(Stored data entries)
□ □ □ □

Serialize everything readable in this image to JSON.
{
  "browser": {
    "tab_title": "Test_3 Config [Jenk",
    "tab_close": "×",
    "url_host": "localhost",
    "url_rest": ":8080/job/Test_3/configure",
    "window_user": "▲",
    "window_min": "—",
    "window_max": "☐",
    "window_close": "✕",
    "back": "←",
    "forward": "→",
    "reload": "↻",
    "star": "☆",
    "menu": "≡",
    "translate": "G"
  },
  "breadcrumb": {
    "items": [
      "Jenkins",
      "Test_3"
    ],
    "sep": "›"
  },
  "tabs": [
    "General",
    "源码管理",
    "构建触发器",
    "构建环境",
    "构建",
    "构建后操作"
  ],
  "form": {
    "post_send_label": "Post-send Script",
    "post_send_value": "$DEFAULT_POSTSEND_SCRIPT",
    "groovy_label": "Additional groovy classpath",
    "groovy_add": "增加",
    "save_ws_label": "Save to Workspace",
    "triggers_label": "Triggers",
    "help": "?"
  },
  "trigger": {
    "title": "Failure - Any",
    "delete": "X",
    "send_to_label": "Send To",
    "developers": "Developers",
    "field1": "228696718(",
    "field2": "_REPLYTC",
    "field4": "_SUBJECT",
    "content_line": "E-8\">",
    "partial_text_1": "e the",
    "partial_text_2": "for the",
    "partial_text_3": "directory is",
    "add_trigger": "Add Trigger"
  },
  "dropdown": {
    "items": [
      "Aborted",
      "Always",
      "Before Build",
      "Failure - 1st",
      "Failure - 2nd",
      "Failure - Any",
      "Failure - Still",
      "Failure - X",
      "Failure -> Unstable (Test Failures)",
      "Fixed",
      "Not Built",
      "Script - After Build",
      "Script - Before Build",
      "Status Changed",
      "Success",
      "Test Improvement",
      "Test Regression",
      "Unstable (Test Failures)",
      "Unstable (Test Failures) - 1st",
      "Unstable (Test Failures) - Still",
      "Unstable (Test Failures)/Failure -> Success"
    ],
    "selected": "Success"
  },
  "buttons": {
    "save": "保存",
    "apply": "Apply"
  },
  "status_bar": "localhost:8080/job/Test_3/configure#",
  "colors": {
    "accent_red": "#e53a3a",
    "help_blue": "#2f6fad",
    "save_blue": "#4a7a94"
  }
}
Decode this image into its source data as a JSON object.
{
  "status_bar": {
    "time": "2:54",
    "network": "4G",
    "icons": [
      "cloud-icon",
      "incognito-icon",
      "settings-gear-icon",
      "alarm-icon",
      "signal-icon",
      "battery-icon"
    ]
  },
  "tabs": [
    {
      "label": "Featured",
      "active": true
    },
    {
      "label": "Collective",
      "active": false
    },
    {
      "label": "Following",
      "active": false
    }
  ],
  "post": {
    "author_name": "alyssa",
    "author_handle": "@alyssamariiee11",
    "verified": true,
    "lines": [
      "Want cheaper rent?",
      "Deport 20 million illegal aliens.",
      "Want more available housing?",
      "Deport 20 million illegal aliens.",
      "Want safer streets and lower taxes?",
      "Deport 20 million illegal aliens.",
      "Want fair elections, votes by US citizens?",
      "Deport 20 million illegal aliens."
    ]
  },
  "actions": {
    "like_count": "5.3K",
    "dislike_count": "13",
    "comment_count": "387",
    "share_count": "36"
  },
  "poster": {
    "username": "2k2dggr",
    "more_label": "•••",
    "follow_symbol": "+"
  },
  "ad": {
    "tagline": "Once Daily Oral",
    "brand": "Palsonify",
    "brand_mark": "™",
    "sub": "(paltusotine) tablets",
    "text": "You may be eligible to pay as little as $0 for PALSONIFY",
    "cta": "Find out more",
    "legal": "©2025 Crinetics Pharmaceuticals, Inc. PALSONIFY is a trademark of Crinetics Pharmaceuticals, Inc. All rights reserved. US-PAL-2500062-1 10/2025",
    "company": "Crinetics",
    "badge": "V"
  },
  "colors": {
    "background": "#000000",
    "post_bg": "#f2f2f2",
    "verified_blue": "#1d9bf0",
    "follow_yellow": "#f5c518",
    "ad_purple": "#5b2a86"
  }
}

□ □ □ □

[WHAT THIS TASK INVOLVES]: Transcribe every line of the data, exactly as it stands.

[WRITTEN RESPONSE]:
Serialize everything readable in this image to JSON.
{
  "browser": {
    "tab_title": "Test_3 Config [Jenk",
    "tab_close": "×",
    "url_host": "localhost",
    "url_rest": ":8080/job/Test_3/configure",
    "window_user": "▲",
    "window_min": "—",
    "window_max": "☐",
    "window_close": "✕",
    "back": "←",
    "forward": "→",
    "reload": "↻",
    "star": "☆",
    "menu": "≡",
    "translate": "G"
  },
  "breadcrumb": {
    "items": [
      "Jenkins",
      "Test_3"
    ],
    "sep": "›"
  },
  "tabs": [
    "General",
    "源码管理",
    "构建触发器",
    "构建环境",
    "构建",
    "构建后操作"
  ],
  "form": {
    "post_send_label": "Post-send Script",
    "post_send_value": "$DEFAULT_POSTSEND_SCRIPT",
    "groovy_label": "Additional groovy classpath",
    "groovy_add": "增加",
    "save_ws_label": "Save to Workspace",
    "triggers_label": "Triggers",
    "help": "?"
  },
  "trigger": {
    "title": "Failure - Any",
    "delete": "X",
    "send_to_label": "Send To",
    "developers": "Developers",
    "field1": "228696718(",
    "field2": "_REPLYTC",
    "field4": "_SUBJECT",
    "content_line": "E-8\">",
    "partial_text_1": "e the",
    "partial_text_2": "for the",
    "partial_text_3": "directory is",
    "add_trigger": "Add Trigger"
  },
  "dropdown": {
    "items": [
      "Aborted",
      "Always",
      "Before Build",
      "Failure - 1st",
      "Failure - 2nd",
      "Failure - Any",
      "Failure - Still",
      "Failure - X",
      "Failure -> Unstable (Test Failures)",
      "Fixed",
      "Not Built",
      "Script - After Build",
      "Script - Before Build",
      "Status Changed",
      "Success",
      "Test Improvement",
      "Test Regression",
      "Unstable (Test Failures)",
      "Unstable (Test Failures) - 1st",
      "Unstable (Test Failures) - Still",
      "Unstable (Test Failures)/Failure -> Success"
    ],
    "selected": "Success"
  },
  "buttons": {
    "save": "保存",
    "apply": "Apply"
  },
  "status_bar": "localhost:8080/job/Test_3/configure#",
  "colors": {
    "accent_red": "#e53a3a",
    "help_blue": "#2f6fad",
    "save_blue": "#4a7a94"
  }
}
Decode this image into its source data as a JSON object.
{
  "status_bar": {
    "time": "2:54",
    "network": "4G",
    "icons": [
      "cloud-icon",
      "incognito-icon",
      "settings-gear-icon",
      "alarm-icon",
      "signal-icon",
      "battery-icon"
    ]
  },
  "tabs": [
    {
      "label": "Featured",
      "active": true
    },
    {
      "label": "Collective",
      "active": false
    },
    {
      "label": "Following",
      "active": false
    }
  ],
  "post": {
    "author_name": "alyssa",
    "author_handle": "@alyssamariiee11",
    "verified": true,
    "lines": [
      "Want cheaper rent?",
      "Deport 20 million illegal aliens.",
      "Want more available housing?",
      "Deport 20 million illegal aliens.",
      "Want safer streets and lower taxes?",
      "Deport 20 million illegal aliens.",
      "Want fair elections, votes by US citizens?",
      "Deport 20 million illegal aliens."
    ]
  },
  "actions": {
    "like_count": "5.3K",
    "dislike_count": "13",
    "comment_count": "387",
    "share_count": "36"
  },
  "poster": {
    "username": "2k2dggr",
    "more_label": "•••",
    "follow_symbol": "+"
  },
  "ad": {
    "tagline": "Once Daily Oral",
    "brand": "Palsonify",
    "brand_mark": "™",
    "sub": "(paltusotine) tablets",
    "text": "You may be eligible to pay as little as $0 for PALSONIFY",
    "cta": "Find out more",
    "legal": "©2025 Crinetics Pharmaceuticals, Inc. PALSONIFY is a trademark of Crinetics Pharmaceuticals, Inc. All rights reserved. US-PAL-2500062-1 10/2025",
    "company": "Crinetics",
    "badge": "V"
  },
  "colors": {
    "background": "#000000",
    "post_bg": "#f2f2f2",
    "verified_blue": "#1d9bf0",
    "follow_yellow": "#f5c518",
    "ad_purple": "#5b2a86"
  }
}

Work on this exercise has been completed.